◆ **Required task**
Give the number of lines in the records below that include "vous", and nothing more.

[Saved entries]
▬▬▬

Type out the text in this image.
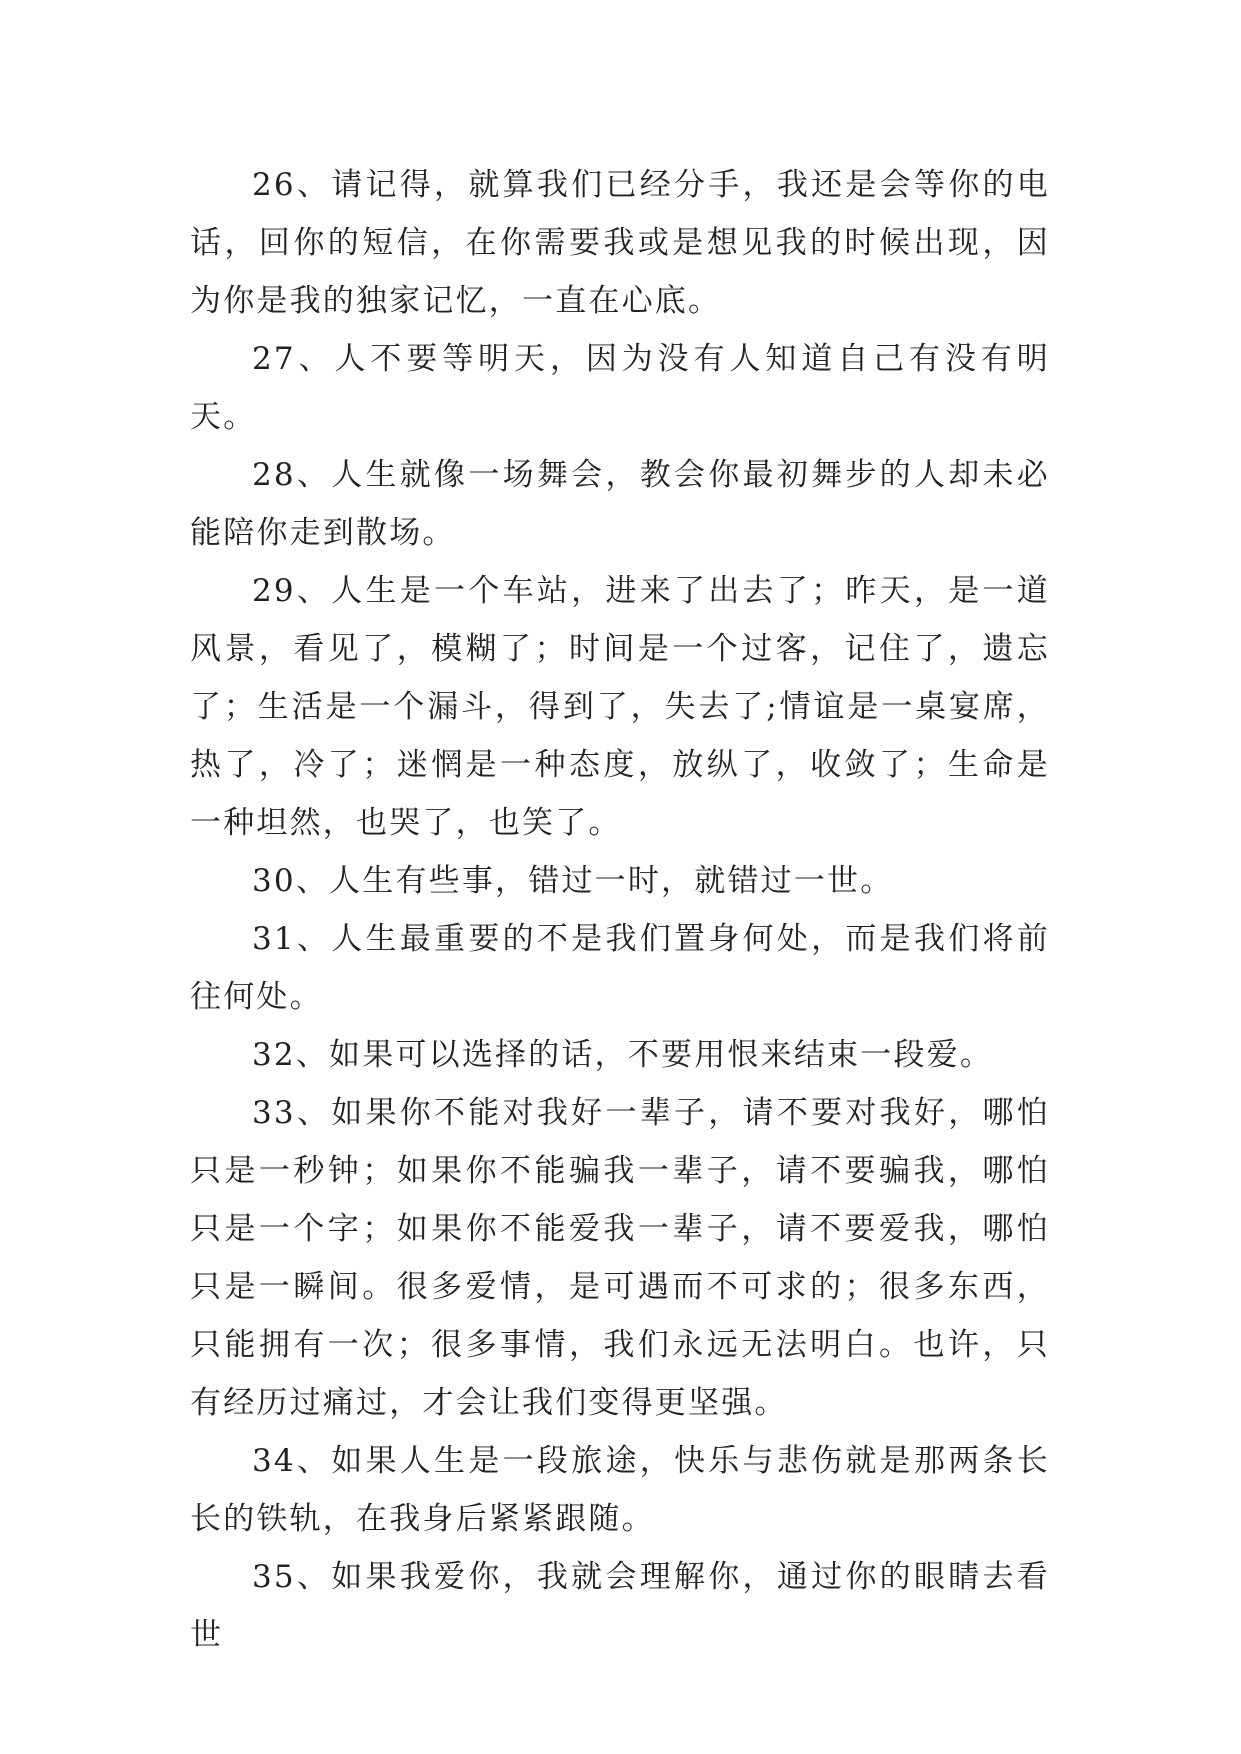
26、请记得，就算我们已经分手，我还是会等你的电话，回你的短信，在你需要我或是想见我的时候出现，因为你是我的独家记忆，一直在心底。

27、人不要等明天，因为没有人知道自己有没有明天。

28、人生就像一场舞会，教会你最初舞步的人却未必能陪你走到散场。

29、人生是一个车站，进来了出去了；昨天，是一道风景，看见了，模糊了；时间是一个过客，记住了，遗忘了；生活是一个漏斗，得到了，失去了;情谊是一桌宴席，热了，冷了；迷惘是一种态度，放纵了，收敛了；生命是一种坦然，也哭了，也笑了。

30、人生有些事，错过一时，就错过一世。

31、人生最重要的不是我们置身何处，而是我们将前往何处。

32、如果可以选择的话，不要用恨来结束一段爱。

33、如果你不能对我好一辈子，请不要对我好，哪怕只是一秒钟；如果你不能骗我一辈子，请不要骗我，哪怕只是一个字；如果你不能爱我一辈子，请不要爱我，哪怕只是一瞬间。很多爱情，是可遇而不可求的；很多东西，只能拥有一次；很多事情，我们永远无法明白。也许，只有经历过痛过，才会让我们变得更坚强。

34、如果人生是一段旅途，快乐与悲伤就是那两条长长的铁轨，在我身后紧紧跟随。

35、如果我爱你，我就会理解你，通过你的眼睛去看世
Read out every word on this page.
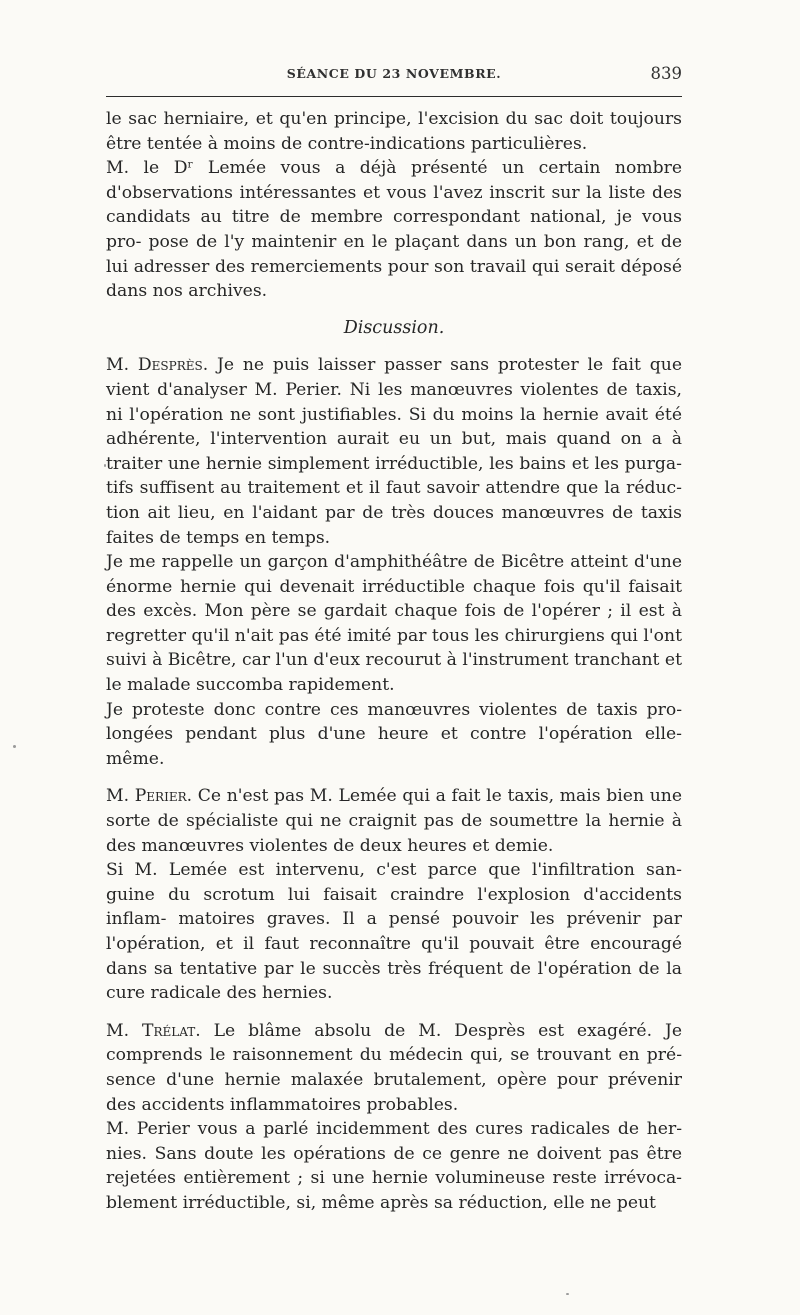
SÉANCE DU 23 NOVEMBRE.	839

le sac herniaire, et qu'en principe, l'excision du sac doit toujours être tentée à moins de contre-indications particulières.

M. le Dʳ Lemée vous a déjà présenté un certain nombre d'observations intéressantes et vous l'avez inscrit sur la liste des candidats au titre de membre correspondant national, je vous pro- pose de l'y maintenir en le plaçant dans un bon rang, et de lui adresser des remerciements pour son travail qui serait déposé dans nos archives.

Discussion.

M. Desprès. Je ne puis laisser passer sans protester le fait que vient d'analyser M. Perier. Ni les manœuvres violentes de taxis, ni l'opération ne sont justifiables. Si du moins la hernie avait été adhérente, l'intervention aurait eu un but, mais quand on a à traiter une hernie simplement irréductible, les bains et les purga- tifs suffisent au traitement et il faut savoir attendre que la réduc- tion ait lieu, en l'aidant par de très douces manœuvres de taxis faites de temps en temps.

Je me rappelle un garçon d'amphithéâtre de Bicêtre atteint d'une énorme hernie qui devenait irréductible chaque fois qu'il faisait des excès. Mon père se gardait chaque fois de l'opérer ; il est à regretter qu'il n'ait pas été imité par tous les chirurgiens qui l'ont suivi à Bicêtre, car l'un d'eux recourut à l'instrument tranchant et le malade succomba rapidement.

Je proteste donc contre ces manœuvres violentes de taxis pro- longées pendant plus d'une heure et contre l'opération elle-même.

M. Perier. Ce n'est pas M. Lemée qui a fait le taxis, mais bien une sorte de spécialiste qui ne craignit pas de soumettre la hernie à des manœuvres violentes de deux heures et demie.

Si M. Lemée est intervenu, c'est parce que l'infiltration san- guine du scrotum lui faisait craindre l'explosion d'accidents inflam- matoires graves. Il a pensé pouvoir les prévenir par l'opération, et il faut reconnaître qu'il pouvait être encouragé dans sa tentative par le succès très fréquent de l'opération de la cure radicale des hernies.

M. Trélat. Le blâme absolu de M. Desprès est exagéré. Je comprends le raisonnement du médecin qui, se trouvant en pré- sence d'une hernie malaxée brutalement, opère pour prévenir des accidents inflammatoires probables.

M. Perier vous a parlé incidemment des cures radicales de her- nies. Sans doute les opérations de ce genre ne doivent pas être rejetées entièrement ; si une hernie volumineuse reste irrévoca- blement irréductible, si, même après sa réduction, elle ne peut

▬▬▬

◆ **Exercise response**
2